EXERCISE TASK:
Count only the lines of the records that hold "name", then give the number without any other words.

Figure contents as structured data

----

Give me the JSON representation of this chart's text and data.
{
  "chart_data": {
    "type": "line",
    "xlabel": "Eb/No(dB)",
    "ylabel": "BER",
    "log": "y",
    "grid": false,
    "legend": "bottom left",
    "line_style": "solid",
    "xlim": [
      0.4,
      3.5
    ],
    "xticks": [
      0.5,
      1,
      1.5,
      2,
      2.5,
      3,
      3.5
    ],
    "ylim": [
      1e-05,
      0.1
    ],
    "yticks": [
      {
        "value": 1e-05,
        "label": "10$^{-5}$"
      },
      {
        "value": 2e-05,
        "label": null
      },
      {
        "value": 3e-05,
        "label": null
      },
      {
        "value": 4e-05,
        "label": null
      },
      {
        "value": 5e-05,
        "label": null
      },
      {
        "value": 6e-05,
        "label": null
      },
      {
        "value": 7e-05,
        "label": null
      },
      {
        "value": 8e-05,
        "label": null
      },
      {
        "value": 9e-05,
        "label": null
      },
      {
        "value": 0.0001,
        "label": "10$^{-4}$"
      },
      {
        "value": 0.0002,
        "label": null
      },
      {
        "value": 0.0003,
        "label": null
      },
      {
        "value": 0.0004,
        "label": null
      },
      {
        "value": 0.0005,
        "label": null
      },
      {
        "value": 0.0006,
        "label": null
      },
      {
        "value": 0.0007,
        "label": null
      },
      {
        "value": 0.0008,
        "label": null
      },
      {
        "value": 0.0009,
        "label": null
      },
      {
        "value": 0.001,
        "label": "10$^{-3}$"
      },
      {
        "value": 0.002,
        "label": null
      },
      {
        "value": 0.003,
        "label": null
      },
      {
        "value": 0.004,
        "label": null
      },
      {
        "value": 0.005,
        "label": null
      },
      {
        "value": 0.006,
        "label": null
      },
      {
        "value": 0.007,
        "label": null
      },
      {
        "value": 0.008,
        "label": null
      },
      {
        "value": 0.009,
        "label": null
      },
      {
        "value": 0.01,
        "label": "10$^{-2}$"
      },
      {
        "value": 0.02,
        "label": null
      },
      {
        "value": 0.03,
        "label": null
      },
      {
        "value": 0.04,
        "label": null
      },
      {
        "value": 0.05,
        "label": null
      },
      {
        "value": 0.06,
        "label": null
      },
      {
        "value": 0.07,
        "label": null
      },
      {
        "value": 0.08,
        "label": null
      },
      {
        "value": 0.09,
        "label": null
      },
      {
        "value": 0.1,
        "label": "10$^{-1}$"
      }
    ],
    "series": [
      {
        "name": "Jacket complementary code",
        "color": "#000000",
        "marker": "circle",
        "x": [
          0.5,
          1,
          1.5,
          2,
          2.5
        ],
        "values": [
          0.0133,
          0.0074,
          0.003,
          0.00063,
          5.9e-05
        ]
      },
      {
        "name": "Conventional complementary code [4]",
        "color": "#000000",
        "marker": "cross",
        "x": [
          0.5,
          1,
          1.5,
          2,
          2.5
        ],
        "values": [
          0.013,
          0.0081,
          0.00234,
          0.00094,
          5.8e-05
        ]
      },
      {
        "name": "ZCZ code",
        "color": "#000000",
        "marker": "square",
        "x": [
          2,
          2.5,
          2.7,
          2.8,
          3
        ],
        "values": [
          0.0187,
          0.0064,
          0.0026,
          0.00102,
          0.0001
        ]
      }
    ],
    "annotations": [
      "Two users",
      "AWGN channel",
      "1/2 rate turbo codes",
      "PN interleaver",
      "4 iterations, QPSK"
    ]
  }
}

----

FULL ANSWER:
3